Task description: Print the complete set of entries exactly.

Stored records
BEGIN

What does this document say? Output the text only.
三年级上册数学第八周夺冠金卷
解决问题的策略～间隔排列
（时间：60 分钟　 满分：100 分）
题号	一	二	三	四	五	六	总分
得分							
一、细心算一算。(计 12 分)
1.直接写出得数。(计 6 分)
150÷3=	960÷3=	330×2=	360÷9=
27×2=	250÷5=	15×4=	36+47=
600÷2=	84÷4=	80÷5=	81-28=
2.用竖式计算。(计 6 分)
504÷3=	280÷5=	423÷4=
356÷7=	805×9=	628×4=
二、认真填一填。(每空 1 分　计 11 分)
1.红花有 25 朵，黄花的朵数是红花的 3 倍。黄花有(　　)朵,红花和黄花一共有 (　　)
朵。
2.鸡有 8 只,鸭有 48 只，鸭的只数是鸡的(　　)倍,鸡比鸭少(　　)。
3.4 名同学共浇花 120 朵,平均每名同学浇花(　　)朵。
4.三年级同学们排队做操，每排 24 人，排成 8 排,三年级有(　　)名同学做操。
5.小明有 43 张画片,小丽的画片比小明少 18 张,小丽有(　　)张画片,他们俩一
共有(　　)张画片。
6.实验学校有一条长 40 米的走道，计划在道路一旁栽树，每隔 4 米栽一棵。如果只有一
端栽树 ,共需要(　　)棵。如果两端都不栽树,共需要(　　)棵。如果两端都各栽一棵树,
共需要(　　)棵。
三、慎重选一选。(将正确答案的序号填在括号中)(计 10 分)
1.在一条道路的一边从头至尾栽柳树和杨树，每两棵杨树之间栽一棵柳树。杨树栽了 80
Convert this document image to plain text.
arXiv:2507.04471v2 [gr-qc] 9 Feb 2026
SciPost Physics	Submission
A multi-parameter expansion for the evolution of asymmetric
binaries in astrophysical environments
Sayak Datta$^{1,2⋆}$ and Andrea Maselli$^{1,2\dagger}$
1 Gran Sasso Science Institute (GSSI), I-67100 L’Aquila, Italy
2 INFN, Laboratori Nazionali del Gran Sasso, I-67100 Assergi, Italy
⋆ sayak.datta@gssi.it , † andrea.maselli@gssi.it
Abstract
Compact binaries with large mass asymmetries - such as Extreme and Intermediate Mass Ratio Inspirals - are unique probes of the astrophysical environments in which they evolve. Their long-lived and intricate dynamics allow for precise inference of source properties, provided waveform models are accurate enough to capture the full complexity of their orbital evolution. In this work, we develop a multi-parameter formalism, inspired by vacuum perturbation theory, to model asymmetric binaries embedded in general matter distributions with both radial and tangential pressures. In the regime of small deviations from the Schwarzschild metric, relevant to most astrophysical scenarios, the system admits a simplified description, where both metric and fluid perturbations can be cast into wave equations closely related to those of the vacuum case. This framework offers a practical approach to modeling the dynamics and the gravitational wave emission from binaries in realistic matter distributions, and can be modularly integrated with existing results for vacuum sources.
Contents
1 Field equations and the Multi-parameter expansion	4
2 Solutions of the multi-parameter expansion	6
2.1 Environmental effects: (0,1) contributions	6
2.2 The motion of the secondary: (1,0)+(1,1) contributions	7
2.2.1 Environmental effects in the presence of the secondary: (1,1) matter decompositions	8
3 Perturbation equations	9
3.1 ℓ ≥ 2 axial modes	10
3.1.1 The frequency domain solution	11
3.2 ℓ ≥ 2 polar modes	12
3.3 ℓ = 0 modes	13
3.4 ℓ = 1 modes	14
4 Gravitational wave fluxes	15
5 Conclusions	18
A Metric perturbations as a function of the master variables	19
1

END

Solution to this task:
What does this document say? Output the text only.
三年级上册数学第八周夺冠金卷
解决问题的策略～间隔排列
（时间：60 分钟　 满分：100 分）
题号	一	二	三	四	五	六	总分
得分							
一、细心算一算。(计 12 分)
1.直接写出得数。(计 6 分)
150÷3=	960÷3=	330×2=	360÷9=
27×2=	250÷5=	15×4=	36+47=
600÷2=	84÷4=	80÷5=	81-28=
2.用竖式计算。(计 6 分)
504÷3=	280÷5=	423÷4=
356÷7=	805×9=	628×4=
二、认真填一填。(每空 1 分　计 11 分)
1.红花有 25 朵，黄花的朵数是红花的 3 倍。黄花有(　　)朵,红花和黄花一共有 (　　)
朵。
2.鸡有 8 只,鸭有 48 只，鸭的只数是鸡的(　　)倍,鸡比鸭少(　　)。
3.4 名同学共浇花 120 朵,平均每名同学浇花(　　)朵。
4.三年级同学们排队做操，每排 24 人，排成 8 排,三年级有(　　)名同学做操。
5.小明有 43 张画片,小丽的画片比小明少 18 张,小丽有(　　)张画片,他们俩一
共有(　　)张画片。
6.实验学校有一条长 40 米的走道，计划在道路一旁栽树，每隔 4 米栽一棵。如果只有一
端栽树 ,共需要(　　)棵。如果两端都不栽树,共需要(　　)棵。如果两端都各栽一棵树,
共需要(　　)棵。
三、慎重选一选。(将正确答案的序号填在括号中)(计 10 分)
1.在一条道路的一边从头至尾栽柳树和杨树，每两棵杨树之间栽一棵柳树。杨树栽了 80
Convert this document image to plain text.
arXiv:2507.04471v2 [gr-qc] 9 Feb 2026
SciPost Physics	Submission
A multi-parameter expansion for the evolution of asymmetric
binaries in astrophysical environments
Sayak Datta$^{1,2⋆}$ and Andrea Maselli$^{1,2\dagger}$
1 Gran Sasso Science Institute (GSSI), I-67100 L’Aquila, Italy
2 INFN, Laboratori Nazionali del Gran Sasso, I-67100 Assergi, Italy
⋆ sayak.datta@gssi.it , † andrea.maselli@gssi.it
Abstract
Compact binaries with large mass asymmetries - such as Extreme and Intermediate Mass Ratio Inspirals - are unique probes of the astrophysical environments in which they evolve. Their long-lived and intricate dynamics allow for precise inference of source properties, provided waveform models are accurate enough to capture the full complexity of their orbital evolution. In this work, we develop a multi-parameter formalism, inspired by vacuum perturbation theory, to model asymmetric binaries embedded in general matter distributions with both radial and tangential pressures. In the regime of small deviations from the Schwarzschild metric, relevant to most astrophysical scenarios, the system admits a simplified description, where both metric and fluid perturbations can be cast into wave equations closely related to those of the vacuum case. This framework offers a practical approach to modeling the dynamics and the gravitational wave emission from binaries in realistic matter distributions, and can be modularly integrated with existing results for vacuum sources.
Contents
1 Field equations and the Multi-parameter expansion	4
2 Solutions of the multi-parameter expansion	6
2.1 Environmental effects: (0,1) contributions	6
2.2 The motion of the secondary: (1,0)+(1,1) contributions	7
2.2.1 Environmental effects in the presence of the secondary: (1,1) matter decompositions	8
3 Perturbation equations	9
3.1 ℓ ≥ 2 axial modes	10
3.1.1 The frequency domain solution	11
3.2 ℓ ≥ 2 polar modes	12
3.3 ℓ = 0 modes	13
3.4 ℓ = 1 modes	14
4 Gravitational wave fluxes	15
5 Conclusions	18
A Metric perturbations as a function of the master variables	19
1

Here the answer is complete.